● SET EXERCISE: Extract every line that contains the word "from".

+--

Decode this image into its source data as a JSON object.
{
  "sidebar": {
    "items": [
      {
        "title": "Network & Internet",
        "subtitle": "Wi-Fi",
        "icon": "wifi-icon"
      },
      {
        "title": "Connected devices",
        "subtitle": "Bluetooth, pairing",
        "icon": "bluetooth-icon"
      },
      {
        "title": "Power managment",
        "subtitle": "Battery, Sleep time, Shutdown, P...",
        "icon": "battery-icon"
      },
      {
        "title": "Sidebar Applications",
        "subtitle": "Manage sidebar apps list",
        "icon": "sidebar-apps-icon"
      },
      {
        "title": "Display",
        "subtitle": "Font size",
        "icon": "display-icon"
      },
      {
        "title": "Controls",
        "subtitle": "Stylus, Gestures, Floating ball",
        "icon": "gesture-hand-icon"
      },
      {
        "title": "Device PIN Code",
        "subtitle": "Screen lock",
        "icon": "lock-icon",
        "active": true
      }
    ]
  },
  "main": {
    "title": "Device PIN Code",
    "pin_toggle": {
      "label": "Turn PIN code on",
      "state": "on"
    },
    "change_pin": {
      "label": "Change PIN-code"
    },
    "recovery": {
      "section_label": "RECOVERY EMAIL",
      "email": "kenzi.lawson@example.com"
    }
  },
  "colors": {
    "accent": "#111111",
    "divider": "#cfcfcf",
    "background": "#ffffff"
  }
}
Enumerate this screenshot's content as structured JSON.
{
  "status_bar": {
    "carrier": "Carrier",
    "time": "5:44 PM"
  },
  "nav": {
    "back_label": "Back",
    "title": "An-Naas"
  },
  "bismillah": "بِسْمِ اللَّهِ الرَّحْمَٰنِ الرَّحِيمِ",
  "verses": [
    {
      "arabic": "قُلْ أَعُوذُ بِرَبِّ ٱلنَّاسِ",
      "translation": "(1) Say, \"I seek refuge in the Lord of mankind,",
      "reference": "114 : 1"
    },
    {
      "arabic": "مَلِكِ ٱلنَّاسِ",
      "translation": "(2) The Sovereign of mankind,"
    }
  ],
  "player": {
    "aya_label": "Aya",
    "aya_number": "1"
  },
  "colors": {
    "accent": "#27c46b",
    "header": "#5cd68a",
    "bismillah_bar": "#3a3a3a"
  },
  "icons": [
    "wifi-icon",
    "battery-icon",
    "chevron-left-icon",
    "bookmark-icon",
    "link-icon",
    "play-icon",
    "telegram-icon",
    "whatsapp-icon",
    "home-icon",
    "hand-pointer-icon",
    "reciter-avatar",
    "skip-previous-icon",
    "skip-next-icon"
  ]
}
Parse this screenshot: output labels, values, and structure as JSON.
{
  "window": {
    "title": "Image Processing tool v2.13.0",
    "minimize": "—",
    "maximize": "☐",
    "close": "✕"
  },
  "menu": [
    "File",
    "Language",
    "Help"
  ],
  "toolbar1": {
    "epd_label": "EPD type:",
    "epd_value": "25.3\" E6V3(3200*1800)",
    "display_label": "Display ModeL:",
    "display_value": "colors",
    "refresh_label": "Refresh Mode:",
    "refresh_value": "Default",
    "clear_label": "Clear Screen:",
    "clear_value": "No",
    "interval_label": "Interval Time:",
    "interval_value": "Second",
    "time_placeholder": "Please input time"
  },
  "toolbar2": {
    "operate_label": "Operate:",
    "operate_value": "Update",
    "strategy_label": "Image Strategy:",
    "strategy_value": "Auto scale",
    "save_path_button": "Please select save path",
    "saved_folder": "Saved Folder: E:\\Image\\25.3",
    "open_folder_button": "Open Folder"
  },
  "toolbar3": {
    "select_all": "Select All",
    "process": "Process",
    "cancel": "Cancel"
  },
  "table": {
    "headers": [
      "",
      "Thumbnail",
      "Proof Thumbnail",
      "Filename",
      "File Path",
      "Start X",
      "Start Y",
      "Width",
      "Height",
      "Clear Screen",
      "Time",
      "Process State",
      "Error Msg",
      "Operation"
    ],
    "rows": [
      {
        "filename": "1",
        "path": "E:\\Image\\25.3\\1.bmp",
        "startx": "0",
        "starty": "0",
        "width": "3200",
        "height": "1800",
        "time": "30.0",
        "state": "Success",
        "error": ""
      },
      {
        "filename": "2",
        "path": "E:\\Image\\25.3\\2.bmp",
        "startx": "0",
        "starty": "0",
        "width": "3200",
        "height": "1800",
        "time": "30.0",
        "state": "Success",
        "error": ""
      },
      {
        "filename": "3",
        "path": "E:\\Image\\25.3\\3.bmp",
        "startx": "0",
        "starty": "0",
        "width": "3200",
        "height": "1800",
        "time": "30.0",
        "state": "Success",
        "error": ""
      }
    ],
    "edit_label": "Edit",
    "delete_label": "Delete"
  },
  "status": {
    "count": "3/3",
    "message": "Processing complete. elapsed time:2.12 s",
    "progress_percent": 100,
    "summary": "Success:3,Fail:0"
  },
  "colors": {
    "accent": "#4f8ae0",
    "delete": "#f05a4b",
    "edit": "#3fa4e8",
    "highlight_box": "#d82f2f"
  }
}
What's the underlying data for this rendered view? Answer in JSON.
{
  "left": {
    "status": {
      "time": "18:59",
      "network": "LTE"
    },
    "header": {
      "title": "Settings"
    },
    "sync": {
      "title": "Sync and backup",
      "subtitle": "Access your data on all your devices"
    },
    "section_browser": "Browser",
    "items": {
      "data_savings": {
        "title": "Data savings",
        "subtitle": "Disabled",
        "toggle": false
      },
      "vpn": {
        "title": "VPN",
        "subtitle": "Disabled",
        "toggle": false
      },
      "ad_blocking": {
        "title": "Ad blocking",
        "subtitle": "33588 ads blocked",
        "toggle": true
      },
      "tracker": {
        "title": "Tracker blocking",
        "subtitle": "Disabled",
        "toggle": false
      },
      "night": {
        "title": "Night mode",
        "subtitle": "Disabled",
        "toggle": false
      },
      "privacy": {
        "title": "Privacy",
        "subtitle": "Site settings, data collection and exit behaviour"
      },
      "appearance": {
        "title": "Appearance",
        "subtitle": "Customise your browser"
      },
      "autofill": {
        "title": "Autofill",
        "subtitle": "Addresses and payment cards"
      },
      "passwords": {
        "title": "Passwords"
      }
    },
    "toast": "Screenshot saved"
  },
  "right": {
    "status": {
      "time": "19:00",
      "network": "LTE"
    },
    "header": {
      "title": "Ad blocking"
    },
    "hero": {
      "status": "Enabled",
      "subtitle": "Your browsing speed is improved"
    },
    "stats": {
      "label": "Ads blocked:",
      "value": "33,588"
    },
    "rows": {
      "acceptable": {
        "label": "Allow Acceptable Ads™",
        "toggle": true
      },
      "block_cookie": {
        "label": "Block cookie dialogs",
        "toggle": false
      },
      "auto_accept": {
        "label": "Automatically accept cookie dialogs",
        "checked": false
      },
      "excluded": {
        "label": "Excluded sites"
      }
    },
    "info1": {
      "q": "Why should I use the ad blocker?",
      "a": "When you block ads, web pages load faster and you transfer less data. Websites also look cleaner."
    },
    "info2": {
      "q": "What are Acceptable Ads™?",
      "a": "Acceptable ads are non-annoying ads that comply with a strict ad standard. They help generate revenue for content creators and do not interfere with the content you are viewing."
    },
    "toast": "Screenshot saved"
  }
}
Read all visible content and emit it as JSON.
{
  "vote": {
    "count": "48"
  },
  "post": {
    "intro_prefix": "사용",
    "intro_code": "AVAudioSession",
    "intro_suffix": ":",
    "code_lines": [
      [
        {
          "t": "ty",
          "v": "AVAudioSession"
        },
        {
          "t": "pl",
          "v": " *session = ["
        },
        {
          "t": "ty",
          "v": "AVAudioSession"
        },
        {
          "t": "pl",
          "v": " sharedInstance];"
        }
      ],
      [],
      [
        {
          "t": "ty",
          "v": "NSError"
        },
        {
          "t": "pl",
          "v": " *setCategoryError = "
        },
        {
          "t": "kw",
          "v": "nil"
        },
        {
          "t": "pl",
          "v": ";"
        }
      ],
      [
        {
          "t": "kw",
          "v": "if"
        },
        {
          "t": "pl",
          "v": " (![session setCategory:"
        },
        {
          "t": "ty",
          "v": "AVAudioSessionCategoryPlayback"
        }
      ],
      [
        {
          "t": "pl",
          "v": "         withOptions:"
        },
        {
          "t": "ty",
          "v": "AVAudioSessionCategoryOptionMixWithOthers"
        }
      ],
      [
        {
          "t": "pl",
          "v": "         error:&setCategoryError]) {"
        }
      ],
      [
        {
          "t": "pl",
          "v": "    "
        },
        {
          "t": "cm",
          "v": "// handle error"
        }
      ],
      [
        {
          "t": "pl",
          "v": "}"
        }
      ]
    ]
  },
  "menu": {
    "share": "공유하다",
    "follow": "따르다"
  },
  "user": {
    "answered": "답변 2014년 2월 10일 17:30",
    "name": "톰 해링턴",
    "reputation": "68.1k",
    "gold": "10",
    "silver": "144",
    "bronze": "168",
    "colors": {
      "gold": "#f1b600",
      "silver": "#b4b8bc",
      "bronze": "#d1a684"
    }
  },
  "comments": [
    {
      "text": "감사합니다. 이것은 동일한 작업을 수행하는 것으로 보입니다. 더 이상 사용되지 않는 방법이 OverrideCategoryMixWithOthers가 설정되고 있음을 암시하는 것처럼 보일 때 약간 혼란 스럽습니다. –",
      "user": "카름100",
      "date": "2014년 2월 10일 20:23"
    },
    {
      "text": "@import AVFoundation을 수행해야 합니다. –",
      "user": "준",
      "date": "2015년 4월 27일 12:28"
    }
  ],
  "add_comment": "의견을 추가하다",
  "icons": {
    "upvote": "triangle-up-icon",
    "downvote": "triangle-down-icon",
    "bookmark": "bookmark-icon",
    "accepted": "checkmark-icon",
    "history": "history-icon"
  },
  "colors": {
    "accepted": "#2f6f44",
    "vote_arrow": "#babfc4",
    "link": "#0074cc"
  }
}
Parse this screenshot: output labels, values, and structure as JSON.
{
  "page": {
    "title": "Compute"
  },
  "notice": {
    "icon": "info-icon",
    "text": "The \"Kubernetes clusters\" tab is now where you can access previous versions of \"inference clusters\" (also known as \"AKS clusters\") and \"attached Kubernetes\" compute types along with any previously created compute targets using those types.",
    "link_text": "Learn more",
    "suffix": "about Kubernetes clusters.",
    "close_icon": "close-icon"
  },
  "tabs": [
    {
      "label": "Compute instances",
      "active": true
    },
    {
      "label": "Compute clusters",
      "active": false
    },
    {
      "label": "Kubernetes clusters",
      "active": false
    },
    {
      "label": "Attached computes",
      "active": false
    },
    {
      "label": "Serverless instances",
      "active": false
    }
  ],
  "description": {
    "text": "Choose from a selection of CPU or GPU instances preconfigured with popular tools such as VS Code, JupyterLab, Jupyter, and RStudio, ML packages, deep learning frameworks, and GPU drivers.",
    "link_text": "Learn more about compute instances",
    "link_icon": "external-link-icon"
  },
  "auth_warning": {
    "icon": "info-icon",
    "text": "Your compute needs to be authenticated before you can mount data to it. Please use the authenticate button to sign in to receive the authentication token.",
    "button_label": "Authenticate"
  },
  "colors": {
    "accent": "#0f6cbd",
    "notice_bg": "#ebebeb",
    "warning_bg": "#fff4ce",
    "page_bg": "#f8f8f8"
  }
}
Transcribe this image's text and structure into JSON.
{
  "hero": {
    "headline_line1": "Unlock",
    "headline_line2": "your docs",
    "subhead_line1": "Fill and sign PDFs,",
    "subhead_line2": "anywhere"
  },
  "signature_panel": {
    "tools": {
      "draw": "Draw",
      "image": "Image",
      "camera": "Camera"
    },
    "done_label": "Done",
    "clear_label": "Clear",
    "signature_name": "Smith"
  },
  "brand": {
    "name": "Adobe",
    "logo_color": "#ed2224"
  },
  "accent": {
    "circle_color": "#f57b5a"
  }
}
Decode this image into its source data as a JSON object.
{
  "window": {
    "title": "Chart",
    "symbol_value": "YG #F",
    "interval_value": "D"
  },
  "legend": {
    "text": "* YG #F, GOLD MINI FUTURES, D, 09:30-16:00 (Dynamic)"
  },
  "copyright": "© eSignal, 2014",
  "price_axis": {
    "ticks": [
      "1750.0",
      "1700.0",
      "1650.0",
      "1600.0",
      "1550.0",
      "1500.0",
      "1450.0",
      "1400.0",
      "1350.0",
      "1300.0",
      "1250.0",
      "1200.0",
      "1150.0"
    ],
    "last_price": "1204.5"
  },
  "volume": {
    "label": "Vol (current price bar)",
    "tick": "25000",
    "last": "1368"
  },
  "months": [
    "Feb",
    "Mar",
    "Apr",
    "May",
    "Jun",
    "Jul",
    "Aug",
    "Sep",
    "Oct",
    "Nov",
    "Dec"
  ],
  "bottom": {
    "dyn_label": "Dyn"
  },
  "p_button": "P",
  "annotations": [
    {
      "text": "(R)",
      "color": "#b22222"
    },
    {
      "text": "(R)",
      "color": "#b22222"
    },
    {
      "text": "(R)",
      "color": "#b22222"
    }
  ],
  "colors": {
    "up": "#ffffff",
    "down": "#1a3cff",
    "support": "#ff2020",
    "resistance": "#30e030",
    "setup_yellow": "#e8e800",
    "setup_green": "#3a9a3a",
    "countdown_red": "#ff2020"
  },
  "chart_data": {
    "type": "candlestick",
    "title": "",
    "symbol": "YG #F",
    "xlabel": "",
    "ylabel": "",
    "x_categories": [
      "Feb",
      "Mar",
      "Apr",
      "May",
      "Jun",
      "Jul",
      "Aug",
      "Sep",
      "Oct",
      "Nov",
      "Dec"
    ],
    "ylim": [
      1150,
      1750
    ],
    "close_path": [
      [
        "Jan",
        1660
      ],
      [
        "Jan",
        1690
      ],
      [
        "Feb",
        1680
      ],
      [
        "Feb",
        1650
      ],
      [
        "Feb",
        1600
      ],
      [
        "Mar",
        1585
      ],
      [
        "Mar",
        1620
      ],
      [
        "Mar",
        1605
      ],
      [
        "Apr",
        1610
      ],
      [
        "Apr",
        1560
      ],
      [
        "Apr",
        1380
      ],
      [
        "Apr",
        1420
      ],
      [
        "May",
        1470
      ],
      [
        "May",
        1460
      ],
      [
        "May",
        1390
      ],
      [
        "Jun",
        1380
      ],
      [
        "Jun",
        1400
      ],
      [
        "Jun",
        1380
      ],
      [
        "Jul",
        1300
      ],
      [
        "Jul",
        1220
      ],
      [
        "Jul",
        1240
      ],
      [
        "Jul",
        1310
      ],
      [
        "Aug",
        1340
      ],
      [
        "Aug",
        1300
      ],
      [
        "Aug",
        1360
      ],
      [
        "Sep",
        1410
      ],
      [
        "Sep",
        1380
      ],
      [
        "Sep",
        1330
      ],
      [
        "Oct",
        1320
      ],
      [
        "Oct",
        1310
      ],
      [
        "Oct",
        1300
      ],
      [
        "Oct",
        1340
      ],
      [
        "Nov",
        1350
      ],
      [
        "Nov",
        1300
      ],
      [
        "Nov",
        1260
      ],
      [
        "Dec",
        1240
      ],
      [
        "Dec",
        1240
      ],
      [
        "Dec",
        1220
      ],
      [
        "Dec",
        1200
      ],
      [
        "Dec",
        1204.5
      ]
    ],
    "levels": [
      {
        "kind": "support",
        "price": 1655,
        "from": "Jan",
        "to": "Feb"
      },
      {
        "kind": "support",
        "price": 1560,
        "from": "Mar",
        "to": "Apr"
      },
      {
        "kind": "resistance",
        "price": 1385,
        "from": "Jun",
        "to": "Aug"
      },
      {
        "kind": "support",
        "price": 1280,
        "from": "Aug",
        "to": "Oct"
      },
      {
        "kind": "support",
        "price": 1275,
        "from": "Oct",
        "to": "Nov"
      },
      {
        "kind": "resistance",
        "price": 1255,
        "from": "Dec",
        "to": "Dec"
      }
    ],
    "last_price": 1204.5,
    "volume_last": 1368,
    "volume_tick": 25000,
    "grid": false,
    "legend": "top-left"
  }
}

+--

● RESULT OF THIS TASK:
    "text": "Choose from a selection of CPU or GPU instances preconfigured with popular tools such as VS Code, JupyterLab, Jupyter, and RStudio, ML packages, deep learning frameworks, and GPU drivers.",
        "from": "Jan",
        "from": "Mar",
        "from": "Jun",
        "from": "Aug",
        "from": "Oct",
        "from": "Dec",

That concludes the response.